───── DATA SHOWN ─────
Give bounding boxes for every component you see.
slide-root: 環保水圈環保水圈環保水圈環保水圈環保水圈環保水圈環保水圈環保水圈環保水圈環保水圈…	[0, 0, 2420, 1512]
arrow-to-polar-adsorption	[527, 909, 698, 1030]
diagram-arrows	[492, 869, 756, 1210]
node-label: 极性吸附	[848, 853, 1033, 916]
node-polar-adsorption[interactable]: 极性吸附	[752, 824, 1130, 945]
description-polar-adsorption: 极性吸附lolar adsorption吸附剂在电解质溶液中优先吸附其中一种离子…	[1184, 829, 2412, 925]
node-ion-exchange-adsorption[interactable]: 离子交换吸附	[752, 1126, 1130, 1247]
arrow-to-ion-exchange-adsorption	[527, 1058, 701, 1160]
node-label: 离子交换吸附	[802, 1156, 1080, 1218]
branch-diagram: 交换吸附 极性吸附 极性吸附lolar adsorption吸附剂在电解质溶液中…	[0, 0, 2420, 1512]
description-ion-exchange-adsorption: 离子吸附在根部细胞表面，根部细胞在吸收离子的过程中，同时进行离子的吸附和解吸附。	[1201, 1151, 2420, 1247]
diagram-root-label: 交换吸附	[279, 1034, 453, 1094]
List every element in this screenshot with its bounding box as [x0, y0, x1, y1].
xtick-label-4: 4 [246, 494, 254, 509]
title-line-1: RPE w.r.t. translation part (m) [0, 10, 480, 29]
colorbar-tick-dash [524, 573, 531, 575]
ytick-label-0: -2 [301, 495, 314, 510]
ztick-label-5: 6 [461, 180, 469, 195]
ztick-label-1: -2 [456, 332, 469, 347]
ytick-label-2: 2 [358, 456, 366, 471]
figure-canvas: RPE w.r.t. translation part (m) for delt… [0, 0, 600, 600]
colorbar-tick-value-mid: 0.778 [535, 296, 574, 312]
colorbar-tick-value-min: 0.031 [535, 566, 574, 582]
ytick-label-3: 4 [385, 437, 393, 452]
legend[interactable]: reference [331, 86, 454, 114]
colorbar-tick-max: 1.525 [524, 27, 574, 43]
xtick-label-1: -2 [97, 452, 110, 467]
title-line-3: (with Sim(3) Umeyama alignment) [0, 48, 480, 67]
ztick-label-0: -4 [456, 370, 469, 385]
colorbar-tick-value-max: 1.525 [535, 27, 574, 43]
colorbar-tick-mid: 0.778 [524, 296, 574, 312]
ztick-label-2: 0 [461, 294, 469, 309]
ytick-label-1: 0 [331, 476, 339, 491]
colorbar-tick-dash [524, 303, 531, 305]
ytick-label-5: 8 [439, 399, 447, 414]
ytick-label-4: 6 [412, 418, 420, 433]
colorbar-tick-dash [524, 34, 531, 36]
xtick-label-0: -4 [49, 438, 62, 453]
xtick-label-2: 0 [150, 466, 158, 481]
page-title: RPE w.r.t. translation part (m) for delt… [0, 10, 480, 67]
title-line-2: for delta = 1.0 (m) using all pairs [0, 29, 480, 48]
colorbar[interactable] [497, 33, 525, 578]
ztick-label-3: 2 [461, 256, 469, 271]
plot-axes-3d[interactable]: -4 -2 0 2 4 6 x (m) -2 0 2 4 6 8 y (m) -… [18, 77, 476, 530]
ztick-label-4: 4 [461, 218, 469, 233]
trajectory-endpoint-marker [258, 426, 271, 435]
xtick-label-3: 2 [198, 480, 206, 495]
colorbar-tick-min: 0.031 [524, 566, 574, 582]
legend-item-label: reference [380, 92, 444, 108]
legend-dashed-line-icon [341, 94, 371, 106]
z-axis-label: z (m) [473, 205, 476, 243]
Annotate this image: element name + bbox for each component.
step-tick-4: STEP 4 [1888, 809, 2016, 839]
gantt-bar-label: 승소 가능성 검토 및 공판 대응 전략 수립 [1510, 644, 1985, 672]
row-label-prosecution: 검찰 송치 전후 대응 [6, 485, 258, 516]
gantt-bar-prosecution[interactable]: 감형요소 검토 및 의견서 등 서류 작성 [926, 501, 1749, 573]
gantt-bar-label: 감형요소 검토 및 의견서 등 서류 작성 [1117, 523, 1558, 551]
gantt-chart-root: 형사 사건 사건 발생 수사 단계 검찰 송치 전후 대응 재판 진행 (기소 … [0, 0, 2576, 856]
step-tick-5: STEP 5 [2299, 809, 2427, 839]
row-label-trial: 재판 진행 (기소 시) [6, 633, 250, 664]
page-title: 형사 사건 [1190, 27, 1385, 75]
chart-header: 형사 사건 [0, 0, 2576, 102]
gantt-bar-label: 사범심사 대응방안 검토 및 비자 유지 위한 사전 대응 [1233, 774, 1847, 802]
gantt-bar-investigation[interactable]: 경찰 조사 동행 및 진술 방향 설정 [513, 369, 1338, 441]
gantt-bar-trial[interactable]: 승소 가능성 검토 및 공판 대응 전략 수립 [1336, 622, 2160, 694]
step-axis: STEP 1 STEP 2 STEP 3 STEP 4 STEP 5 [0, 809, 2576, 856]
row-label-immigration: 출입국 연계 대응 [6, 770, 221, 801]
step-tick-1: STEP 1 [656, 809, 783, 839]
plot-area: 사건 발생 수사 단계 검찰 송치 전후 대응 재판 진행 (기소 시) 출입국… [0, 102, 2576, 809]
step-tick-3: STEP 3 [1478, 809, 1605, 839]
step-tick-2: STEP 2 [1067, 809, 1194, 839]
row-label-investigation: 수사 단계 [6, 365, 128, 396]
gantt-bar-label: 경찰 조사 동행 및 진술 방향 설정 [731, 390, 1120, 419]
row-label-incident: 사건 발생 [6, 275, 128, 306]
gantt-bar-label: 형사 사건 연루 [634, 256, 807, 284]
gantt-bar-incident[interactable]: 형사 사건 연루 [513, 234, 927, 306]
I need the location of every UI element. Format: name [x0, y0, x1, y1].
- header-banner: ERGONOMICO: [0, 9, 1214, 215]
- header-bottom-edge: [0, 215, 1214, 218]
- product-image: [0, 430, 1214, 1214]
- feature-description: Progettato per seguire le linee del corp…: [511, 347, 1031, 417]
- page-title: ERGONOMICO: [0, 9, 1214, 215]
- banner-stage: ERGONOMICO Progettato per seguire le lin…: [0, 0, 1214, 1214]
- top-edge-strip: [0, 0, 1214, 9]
─────
DIRECTION: Put every row above into a JSON array of strings, with one string per line and blank lines omitted.

WRITTEN REPLY:
[
  "Give bounding boxes for every component you see.",
  "slide-root: 環保水圈環保水圈環保水圈環保水圈環保水圈環保水圈環保水圈環保水圈環保水圈環保水圈…\t[0, 0, 2420, 1512]",
  "arrow-to-polar-adsorption\t[527, 909, 698, 1030]",
  "diagram-arrows\t[492, 869, 756, 1210]",
  "node-label: 极性吸附\t[848, 853, 1033, 916]",
  "node-polar-adsorption[interactable]: 极性吸附\t[752, 824, 1130, 945]",
  "description-polar-adsorption: 极性吸附lolar adsorption吸附剂在电解质溶液中优先吸附其中一种离子…\t[1184, 829, 2412, 925]",
  "node-ion-exchange-adsorption[interactable]: 离子交换吸附\t[752, 1126, 1130, 1247]",
  "arrow-to-ion-exchange-adsorption\t[527, 1058, 701, 1160]",
  "node-label: 离子交换吸附\t[802, 1156, 1080, 1218]",
  "branch-diagram: 交换吸附 极性吸附 极性吸附lolar adsorption吸附剂在电解质溶液中…\t[0, 0, 2420, 1512]",
  "description-ion-exchange-adsorption: 离子吸附在根部细胞表面，根部细胞在吸收离子的过程中，同时进行离子的吸附和解吸附。\t[1201, 1151, 2420, 1247]",
  "diagram-root-label: 交换吸附\t[279, 1034, 453, 1094]",
  "List every element in this screenshot with its bounding box as [x0, y0, x1, y1].",
  "xtick-label-4: 4 [246, 494, 254, 509]",
  "title-line-1: RPE w.r.t. translation part (m) [0, 10, 480, 29]",
  "colorbar-tick-dash [524, 573, 531, 575]",
  "ytick-label-0: -2 [301, 495, 314, 510]",
  "ztick-label-5: 6 [461, 180, 469, 195]",
  "ztick-label-1: -2 [456, 332, 469, 347]",
  "ytick-label-2: 2 [358, 456, 366, 471]",
  "figure-canvas: RPE w.r.t. translation part (m) for delt… [0, 0, 600, 600]",
  "colorbar-tick-value-mid: 0.778 [535, 296, 574, 312]",
  "colorbar-tick-value-min: 0.031 [535, 566, 574, 582]",
  "ytick-label-3: 4 [385, 437, 393, 452]",
  "legend[interactable]: reference [331, 86, 454, 114]",
  "colorbar-tick-max: 1.525 [524, 27, 574, 43]",
  "xtick-label-1: -2 [97, 452, 110, 467]",
  "title-line-3: (with Sim(3) Umeyama alignment) [0, 48, 480, 67]",
  "ztick-label-0: -4 [456, 370, 469, 385]",
  "colorbar-tick-value-max: 1.525 [535, 27, 574, 43]",
  "colorbar-tick-mid: 0.778 [524, 296, 574, 312]",
  "ztick-label-2: 0 [461, 294, 469, 309]",
  "ytick-label-1: 0 [331, 476, 339, 491]",
  "colorbar-tick-dash [524, 303, 531, 305]",
  "ytick-label-5: 8 [439, 399, 447, 414]",
  "ytick-label-4: 6 [412, 418, 420, 433]",
  "colorbar-tick-dash [524, 34, 531, 36]",
  "xtick-label-0: -4 [49, 438, 62, 453]",
  "xtick-label-2: 0 [150, 466, 158, 481]",
  "page-title: RPE w.r.t. translation part (m) for delt… [0, 10, 480, 67]",
  "title-line-2: for delta = 1.0 (m) using all pairs [0, 29, 480, 48]",
  "colorbar[interactable] [497, 33, 525, 578]",
  "ztick-label-3: 2 [461, 256, 469, 271]",
  "plot-axes-3d[interactable]: -4 -2 0 2 4 6 x (m) -2 0 2 4 6 8 y (m) -… [18, 77, 476, 530]",
  "ztick-label-4: 4 [461, 218, 469, 233]",
  "trajectory-endpoint-marker [258, 426, 271, 435]",
  "xtick-label-3: 2 [198, 480, 206, 495]",
  "colorbar-tick-min: 0.031 [524, 566, 574, 582]",
  "legend-item-label: reference [380, 92, 444, 108]",
  "legend-dashed-line-icon [341, 94, 371, 106]",
  "z-axis-label: z (m) [473, 205, 476, 243]",
  "Annotate this image: element name + bbox for each component.",
  "step-tick-4: STEP 4 [1888, 809, 2016, 839]",
  "gantt-bar-label: 승소 가능성 검토 및 공판 대응 전략 수립 [1510, 644, 1985, 672]",
  "row-label-prosecution: 검찰 송치 전후 대응 [6, 485, 258, 516]",
  "gantt-bar-prosecution[interactable]: 감형요소 검토 및 의견서 등 서류 작성 [926, 501, 1749, 573]",
  "gantt-bar-label: 감형요소 검토 및 의견서 등 서류 작성 [1117, 523, 1558, 551]",
  "gantt-chart-root: 형사 사건 사건 발생 수사 단계 검찰 송치 전후 대응 재판 진행 (기소 … [0, 0, 2576, 856]",
  "step-tick-5: STEP 5 [2299, 809, 2427, 839]",
  "row-label-trial: 재판 진행 (기소 시) [6, 633, 250, 664]",
  "page-title: 형사 사건 [1190, 27, 1385, 75]",
  "chart-header: 형사 사건 [0, 0, 2576, 102]",
  "gantt-bar-label: 사범심사 대응방안 검토 및 비자 유지 위한 사전 대응 [1233, 774, 1847, 802]",
  "gantt-bar-investigation[interactable]: 경찰 조사 동행 및 진술 방향 설정 [513, 369, 1338, 441]",
  "gantt-bar-trial[interactable]: 승소 가능성 검토 및 공판 대응 전략 수립 [1336, 622, 2160, 694]",
  "step-axis: STEP 1 STEP 2 STEP 3 STEP 4 STEP 5 [0, 809, 2576, 856]",
  "row-label-immigration: 출입국 연계 대응 [6, 770, 221, 801]",
  "step-tick-1: STEP 1 [656, 809, 783, 839]",
  "plot-area: 사건 발생 수사 단계 검찰 송치 전후 대응 재판 진행 (기소 시) 출입국… [0, 102, 2576, 809]",
  "step-tick-3: STEP 3 [1478, 809, 1605, 839]",
  "step-tick-2: STEP 2 [1067, 809, 1194, 839]",
  "row-label-investigation: 수사 단계 [6, 365, 128, 396]",
  "gantt-bar-label: 경찰 조사 동행 및 진술 방향 설정 [731, 390, 1120, 419]",
  "row-label-incident: 사건 발생 [6, 275, 128, 306]",
  "gantt-bar-label: 형사 사건 연루 [634, 256, 807, 284]",
  "gantt-bar-incident[interactable]: 형사 사건 연루 [513, 234, 927, 306]",
  "I need the location of every UI element. Format: name [x0, y0, x1, y1].",
  "- header-banner: ERGONOMICO: [0, 9, 1214, 215]",
  "- header-bottom-edge: [0, 215, 1214, 218]",
  "- product-image: [0, 430, 1214, 1214]",
  "- feature-description: Progettato per seguire le linee del corp…: [511, 347, 1031, 417]",
  "- page-title: ERGONOMICO: [0, 9, 1214, 215]",
  "- banner-stage: ERGONOMICO Progettato per seguire le lin…: [0, 0, 1214, 1214]",
  "- top-edge-strip: [0, 0, 1214, 9]"
]